- Information given:
>> START

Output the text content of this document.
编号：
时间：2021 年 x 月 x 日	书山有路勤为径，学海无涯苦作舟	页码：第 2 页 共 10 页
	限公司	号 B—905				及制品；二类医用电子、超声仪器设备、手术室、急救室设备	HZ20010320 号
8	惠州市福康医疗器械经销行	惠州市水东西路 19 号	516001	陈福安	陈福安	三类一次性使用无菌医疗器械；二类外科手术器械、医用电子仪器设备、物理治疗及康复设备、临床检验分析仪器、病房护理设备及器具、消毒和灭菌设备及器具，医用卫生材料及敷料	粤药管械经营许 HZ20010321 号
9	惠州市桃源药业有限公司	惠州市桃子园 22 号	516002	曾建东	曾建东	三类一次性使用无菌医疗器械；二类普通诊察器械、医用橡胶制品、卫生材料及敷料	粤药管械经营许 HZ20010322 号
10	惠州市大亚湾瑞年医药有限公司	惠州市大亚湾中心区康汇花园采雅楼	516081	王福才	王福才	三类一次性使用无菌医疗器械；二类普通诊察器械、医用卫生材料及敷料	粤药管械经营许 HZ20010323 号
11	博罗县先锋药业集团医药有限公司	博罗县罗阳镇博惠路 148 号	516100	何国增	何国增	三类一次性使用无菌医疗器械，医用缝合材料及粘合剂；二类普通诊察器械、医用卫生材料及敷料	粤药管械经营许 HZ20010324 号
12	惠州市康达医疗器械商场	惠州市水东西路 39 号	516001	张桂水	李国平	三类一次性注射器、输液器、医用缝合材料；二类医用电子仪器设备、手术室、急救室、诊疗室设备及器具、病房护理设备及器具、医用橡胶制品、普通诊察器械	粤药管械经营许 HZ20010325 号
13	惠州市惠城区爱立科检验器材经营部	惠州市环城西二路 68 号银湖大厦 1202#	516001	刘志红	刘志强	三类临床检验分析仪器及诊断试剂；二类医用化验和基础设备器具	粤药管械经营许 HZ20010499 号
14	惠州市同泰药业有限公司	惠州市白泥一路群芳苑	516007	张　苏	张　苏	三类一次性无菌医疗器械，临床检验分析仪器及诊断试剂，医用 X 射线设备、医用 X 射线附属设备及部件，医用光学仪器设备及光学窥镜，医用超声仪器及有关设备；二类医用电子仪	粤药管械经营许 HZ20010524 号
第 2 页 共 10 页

>> END

- What to produce: Quote all of the entries exactly as they appear.

- Solution to the exercise:
Output the text content of this document.
编号：
时间：2021 年 x 月 x 日	书山有路勤为径，学海无涯苦作舟	页码：第 2 页 共 10 页
	限公司	号 B—905				及制品；二类医用电子、超声仪器设备、手术室、急救室设备	HZ20010320 号
8	惠州市福康医疗器械经销行	惠州市水东西路 19 号	516001	陈福安	陈福安	三类一次性使用无菌医疗器械；二类外科手术器械、医用电子仪器设备、物理治疗及康复设备、临床检验分析仪器、病房护理设备及器具、消毒和灭菌设备及器具，医用卫生材料及敷料	粤药管械经营许 HZ20010321 号
9	惠州市桃源药业有限公司	惠州市桃子园 22 号	516002	曾建东	曾建东	三类一次性使用无菌医疗器械；二类普通诊察器械、医用橡胶制品、卫生材料及敷料	粤药管械经营许 HZ20010322 号
10	惠州市大亚湾瑞年医药有限公司	惠州市大亚湾中心区康汇花园采雅楼	516081	王福才	王福才	三类一次性使用无菌医疗器械；二类普通诊察器械、医用卫生材料及敷料	粤药管械经营许 HZ20010323 号
11	博罗县先锋药业集团医药有限公司	博罗县罗阳镇博惠路 148 号	516100	何国增	何国增	三类一次性使用无菌医疗器械，医用缝合材料及粘合剂；二类普通诊察器械、医用卫生材料及敷料	粤药管械经营许 HZ20010324 号
12	惠州市康达医疗器械商场	惠州市水东西路 39 号	516001	张桂水	李国平	三类一次性注射器、输液器、医用缝合材料；二类医用电子仪器设备、手术室、急救室、诊疗室设备及器具、病房护理设备及器具、医用橡胶制品、普通诊察器械	粤药管械经营许 HZ20010325 号
13	惠州市惠城区爱立科检验器材经营部	惠州市环城西二路 68 号银湖大厦 1202#	516001	刘志红	刘志强	三类临床检验分析仪器及诊断试剂；二类医用化验和基础设备器具	粤药管械经营许 HZ20010499 号
14	惠州市同泰药业有限公司	惠州市白泥一路群芳苑	516007	张　苏	张　苏	三类一次性无菌医疗器械，临床检验分析仪器及诊断试剂，医用 X 射线设备、医用 X 射线附属设备及部件，医用光学仪器设备及光学窥镜，医用超声仪器及有关设备；二类医用电子仪	粤药管械经营许 HZ20010524 号
第 2 页 共 10 页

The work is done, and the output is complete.